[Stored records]
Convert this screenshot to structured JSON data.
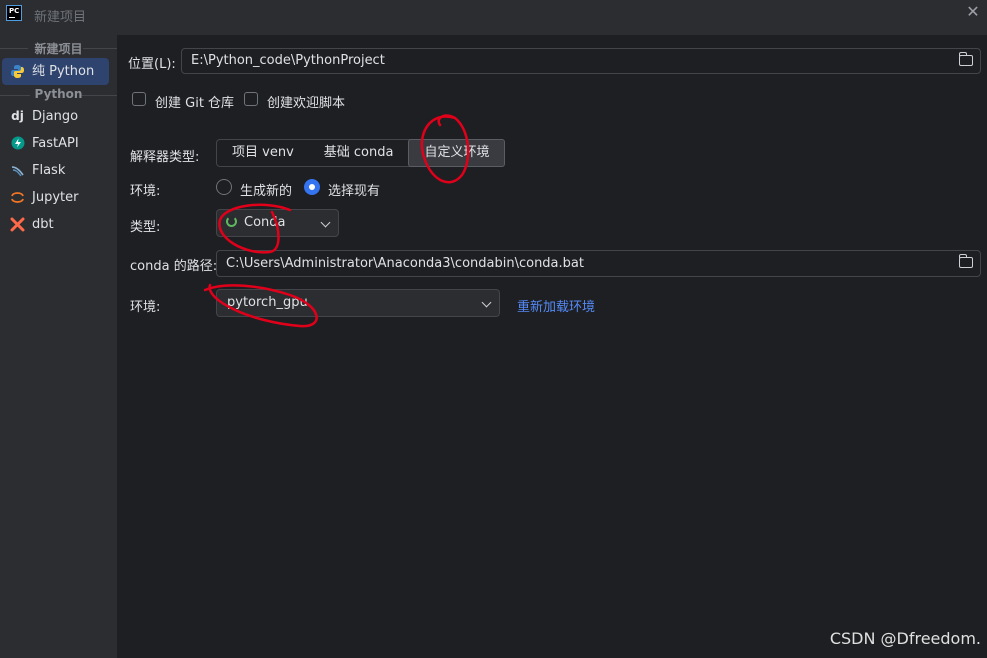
{
  "window": {
    "title": "新建项目",
    "app_icon_text": "PC"
  },
  "sidebar": {
    "group_1": "新建项目",
    "items_1": [
      {
        "label": "纯 Python",
        "icon": "python-icon"
      }
    ],
    "group_2": "Python",
    "items_2": [
      {
        "label": "Django",
        "icon": "django-icon",
        "glyph": "dj"
      },
      {
        "label": "FastAPI",
        "icon": "fastapi-icon"
      },
      {
        "label": "Flask",
        "icon": "flask-icon"
      },
      {
        "label": "Jupyter",
        "icon": "jupyter-icon"
      },
      {
        "label": "dbt",
        "icon": "dbt-icon"
      }
    ]
  },
  "form": {
    "location_label": "位置(L):",
    "location_value": "E:\\Python_code\\PythonProject",
    "create_git_label": "创建 Git 仓库",
    "create_welcome_label": "创建欢迎脚本",
    "interpreter_type_label": "解释器类型:",
    "interpreter_types": [
      "项目 venv",
      "基础 conda",
      "自定义环境"
    ],
    "interpreter_selected": "自定义环境",
    "env_label": "环境:",
    "env_options": [
      "生成新的",
      "选择现有"
    ],
    "env_selected": "选择现有",
    "type_label": "类型:",
    "type_value": "Conda",
    "conda_path_label": "conda 的路径:",
    "conda_path_value": "C:\\Users\\Administrator\\Anaconda3\\condabin\\conda.bat",
    "env2_label": "环境:",
    "env2_value": "pytorch_gpu",
    "reload_link": "重新加载环境"
  },
  "watermark": "CSDN @Dfreedom.",
  "colors": {
    "accent": "#3574f0",
    "selected_nav": "#2e436e",
    "link": "#548af7",
    "annotation": "#e0001a"
  }
}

> [EXERCISE AIM]:
Replicate the material above verbatim; images stay out of the copy.

> [TASK SOLUTION]:
Convert this screenshot to structured JSON data.
{
  "window": {
    "title": "新建项目",
    "app_icon_text": "PC"
  },
  "sidebar": {
    "group_1": "新建项目",
    "items_1": [
      {
        "label": "纯 Python",
        "icon": "python-icon"
      }
    ],
    "group_2": "Python",
    "items_2": [
      {
        "label": "Django",
        "icon": "django-icon",
        "glyph": "dj"
      },
      {
        "label": "FastAPI",
        "icon": "fastapi-icon"
      },
      {
        "label": "Flask",
        "icon": "flask-icon"
      },
      {
        "label": "Jupyter",
        "icon": "jupyter-icon"
      },
      {
        "label": "dbt",
        "icon": "dbt-icon"
      }
    ]
  },
  "form": {
    "location_label": "位置(L):",
    "location_value": "E:\\Python_code\\PythonProject",
    "create_git_label": "创建 Git 仓库",
    "create_welcome_label": "创建欢迎脚本",
    "interpreter_type_label": "解释器类型:",
    "interpreter_types": [
      "项目 venv",
      "基础 conda",
      "自定义环境"
    ],
    "interpreter_selected": "自定义环境",
    "env_label": "环境:",
    "env_options": [
      "生成新的",
      "选择现有"
    ],
    "env_selected": "选择现有",
    "type_label": "类型:",
    "type_value": "Conda",
    "conda_path_label": "conda 的路径:",
    "conda_path_value": "C:\\Users\\Administrator\\Anaconda3\\condabin\\conda.bat",
    "env2_label": "环境:",
    "env2_value": "pytorch_gpu",
    "reload_link": "重新加载环境"
  },
  "watermark": "CSDN @Dfreedom.",
  "colors": {
    "accent": "#3574f0",
    "selected_nav": "#2e436e",
    "link": "#548af7",
    "annotation": "#e0001a"
  }
}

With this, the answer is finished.